Items from a dataset:
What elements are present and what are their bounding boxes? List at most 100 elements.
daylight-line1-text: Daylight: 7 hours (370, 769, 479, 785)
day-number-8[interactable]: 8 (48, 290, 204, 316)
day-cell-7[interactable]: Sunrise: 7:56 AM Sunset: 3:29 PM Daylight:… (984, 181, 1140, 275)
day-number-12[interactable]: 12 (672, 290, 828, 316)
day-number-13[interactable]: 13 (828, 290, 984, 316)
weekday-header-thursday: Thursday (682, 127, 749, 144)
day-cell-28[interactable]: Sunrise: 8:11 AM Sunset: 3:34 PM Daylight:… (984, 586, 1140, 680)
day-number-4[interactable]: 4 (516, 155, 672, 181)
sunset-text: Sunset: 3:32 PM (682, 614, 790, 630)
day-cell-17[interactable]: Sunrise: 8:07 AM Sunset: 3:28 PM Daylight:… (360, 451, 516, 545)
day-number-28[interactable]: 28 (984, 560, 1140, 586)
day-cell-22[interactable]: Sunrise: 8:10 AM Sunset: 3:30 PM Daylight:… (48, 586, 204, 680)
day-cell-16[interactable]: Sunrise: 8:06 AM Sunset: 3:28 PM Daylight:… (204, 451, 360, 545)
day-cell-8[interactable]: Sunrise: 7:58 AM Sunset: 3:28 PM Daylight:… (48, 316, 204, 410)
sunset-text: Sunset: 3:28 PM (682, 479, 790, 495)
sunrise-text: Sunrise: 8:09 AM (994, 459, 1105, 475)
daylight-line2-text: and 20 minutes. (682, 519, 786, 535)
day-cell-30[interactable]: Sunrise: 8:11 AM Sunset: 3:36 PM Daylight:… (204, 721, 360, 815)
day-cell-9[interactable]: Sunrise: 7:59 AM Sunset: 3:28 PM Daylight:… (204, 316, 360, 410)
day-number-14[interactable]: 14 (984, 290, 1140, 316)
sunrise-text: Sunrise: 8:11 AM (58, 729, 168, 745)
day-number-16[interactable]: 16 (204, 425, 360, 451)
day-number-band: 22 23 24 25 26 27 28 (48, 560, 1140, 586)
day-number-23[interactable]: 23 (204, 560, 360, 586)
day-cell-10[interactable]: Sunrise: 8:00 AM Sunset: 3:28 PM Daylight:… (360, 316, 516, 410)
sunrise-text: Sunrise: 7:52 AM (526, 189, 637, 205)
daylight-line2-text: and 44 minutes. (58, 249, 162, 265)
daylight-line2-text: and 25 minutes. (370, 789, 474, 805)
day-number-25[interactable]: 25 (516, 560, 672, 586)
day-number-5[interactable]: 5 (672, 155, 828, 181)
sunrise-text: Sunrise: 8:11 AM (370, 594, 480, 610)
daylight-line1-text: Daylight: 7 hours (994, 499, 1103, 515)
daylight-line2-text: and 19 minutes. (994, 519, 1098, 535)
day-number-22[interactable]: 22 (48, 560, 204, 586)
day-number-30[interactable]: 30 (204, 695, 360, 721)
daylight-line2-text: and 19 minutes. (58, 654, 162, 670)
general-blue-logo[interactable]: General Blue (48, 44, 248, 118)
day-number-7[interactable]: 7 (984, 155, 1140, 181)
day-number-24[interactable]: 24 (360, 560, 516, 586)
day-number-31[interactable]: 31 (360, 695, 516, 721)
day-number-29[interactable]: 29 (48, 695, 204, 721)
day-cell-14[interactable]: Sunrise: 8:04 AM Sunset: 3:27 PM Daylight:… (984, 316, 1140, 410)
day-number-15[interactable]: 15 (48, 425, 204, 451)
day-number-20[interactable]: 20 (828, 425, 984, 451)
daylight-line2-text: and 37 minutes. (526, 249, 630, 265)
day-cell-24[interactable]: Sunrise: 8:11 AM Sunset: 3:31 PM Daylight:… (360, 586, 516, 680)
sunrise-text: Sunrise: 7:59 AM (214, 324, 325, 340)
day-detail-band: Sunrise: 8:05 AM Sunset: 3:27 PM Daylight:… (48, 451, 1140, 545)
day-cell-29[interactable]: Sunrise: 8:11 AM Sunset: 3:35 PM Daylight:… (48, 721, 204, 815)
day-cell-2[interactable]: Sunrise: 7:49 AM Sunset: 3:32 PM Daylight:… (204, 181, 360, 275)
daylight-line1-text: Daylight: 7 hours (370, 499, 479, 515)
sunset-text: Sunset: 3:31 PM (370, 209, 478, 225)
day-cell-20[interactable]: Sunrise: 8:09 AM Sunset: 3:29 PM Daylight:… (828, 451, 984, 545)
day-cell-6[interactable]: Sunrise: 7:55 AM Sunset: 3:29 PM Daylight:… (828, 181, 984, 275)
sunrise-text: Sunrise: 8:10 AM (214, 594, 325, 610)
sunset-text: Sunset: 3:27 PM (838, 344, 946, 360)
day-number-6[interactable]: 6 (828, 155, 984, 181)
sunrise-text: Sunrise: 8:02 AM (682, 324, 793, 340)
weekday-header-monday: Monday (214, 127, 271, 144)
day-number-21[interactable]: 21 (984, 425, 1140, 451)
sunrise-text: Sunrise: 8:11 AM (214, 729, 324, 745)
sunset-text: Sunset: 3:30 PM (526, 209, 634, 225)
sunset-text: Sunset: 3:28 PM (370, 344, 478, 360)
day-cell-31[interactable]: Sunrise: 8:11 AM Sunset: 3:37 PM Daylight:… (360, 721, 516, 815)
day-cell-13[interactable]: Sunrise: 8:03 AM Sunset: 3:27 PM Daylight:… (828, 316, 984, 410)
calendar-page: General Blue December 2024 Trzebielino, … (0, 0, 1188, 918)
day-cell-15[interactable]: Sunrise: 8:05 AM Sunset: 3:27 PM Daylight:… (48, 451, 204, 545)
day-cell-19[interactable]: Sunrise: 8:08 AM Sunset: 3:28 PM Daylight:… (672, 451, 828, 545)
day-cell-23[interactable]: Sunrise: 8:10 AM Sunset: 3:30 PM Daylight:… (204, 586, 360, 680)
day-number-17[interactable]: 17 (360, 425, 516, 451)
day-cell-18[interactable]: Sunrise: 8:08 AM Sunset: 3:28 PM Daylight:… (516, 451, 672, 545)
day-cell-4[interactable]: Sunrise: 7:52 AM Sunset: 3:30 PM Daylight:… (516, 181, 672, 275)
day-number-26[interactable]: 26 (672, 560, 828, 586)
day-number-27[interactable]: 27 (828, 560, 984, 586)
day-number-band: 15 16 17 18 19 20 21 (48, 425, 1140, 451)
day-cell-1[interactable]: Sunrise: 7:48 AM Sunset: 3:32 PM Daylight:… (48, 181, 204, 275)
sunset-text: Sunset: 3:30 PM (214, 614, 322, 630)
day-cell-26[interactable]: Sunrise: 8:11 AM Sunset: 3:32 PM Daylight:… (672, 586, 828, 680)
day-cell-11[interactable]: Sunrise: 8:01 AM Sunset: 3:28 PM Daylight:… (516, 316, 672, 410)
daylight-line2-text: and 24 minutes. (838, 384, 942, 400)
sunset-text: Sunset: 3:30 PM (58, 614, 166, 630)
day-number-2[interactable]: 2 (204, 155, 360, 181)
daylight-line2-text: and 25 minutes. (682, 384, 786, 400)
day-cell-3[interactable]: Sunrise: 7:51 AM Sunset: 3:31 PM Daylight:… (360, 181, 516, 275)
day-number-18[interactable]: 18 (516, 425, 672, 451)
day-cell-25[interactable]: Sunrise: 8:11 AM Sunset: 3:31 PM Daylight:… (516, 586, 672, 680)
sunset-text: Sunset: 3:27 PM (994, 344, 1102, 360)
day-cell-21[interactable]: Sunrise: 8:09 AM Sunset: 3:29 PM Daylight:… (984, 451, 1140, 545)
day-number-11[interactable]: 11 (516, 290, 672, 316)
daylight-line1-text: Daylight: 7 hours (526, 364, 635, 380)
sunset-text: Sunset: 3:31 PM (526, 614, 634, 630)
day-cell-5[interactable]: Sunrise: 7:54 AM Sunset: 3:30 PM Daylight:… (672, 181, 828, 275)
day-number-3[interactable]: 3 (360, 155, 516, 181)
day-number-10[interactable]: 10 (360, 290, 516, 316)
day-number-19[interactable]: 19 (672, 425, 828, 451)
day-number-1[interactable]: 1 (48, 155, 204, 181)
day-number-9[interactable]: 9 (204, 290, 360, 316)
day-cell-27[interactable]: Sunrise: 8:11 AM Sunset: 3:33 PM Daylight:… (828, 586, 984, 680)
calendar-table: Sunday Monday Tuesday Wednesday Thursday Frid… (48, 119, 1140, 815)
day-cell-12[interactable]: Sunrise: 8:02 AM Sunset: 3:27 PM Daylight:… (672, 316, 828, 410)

### TASK BRIEF
Can you return the stretch of data from its very beginning through the line containing "sunrise-text: Sunrise: 7:52", copying each line unchanged and including that final line?

### EXERCISE ANSWER
What elements are present and what are their bounding boxes? List at most 100 elements.
daylight-line1-text: Daylight: 7 hours (370, 769, 479, 785)
day-number-8[interactable]: 8 (48, 290, 204, 316)
day-cell-7[interactable]: Sunrise: 7:56 AM Sunset: 3:29 PM Daylight:… (984, 181, 1140, 275)
day-number-12[interactable]: 12 (672, 290, 828, 316)
day-number-13[interactable]: 13 (828, 290, 984, 316)
weekday-header-thursday: Thursday (682, 127, 749, 144)
day-cell-28[interactable]: Sunrise: 8:11 AM Sunset: 3:34 PM Daylight:… (984, 586, 1140, 680)
day-number-4[interactable]: 4 (516, 155, 672, 181)
sunset-text: Sunset: 3:32 PM (682, 614, 790, 630)
day-cell-17[interactable]: Sunrise: 8:07 AM Sunset: 3:28 PM Daylight:… (360, 451, 516, 545)
day-number-28[interactable]: 28 (984, 560, 1140, 586)
day-cell-22[interactable]: Sunrise: 8:10 AM Sunset: 3:30 PM Daylight:… (48, 586, 204, 680)
day-cell-16[interactable]: Sunrise: 8:06 AM Sunset: 3:28 PM Daylight:… (204, 451, 360, 545)
day-cell-8[interactable]: Sunrise: 7:58 AM Sunset: 3:28 PM Daylight:… (48, 316, 204, 410)
sunset-text: Sunset: 3:28 PM (682, 479, 790, 495)
sunrise-text: Sunrise: 8:09 AM (994, 459, 1105, 475)
daylight-line2-text: and 20 minutes. (682, 519, 786, 535)
day-cell-30[interactable]: Sunrise: 8:11 AM Sunset: 3:36 PM Daylight:… (204, 721, 360, 815)
day-cell-9[interactable]: Sunrise: 7:59 AM Sunset: 3:28 PM Daylight:… (204, 316, 360, 410)
day-number-14[interactable]: 14 (984, 290, 1140, 316)
sunrise-text: Sunrise: 8:11 AM (58, 729, 168, 745)
day-number-16[interactable]: 16 (204, 425, 360, 451)
day-number-band: 22 23 24 25 26 27 28 (48, 560, 1140, 586)
day-number-23[interactable]: 23 (204, 560, 360, 586)
day-cell-10[interactable]: Sunrise: 8:00 AM Sunset: 3:28 PM Daylight:… (360, 316, 516, 410)
sunrise-text: Sunrise: 7:52 AM (526, 189, 637, 205)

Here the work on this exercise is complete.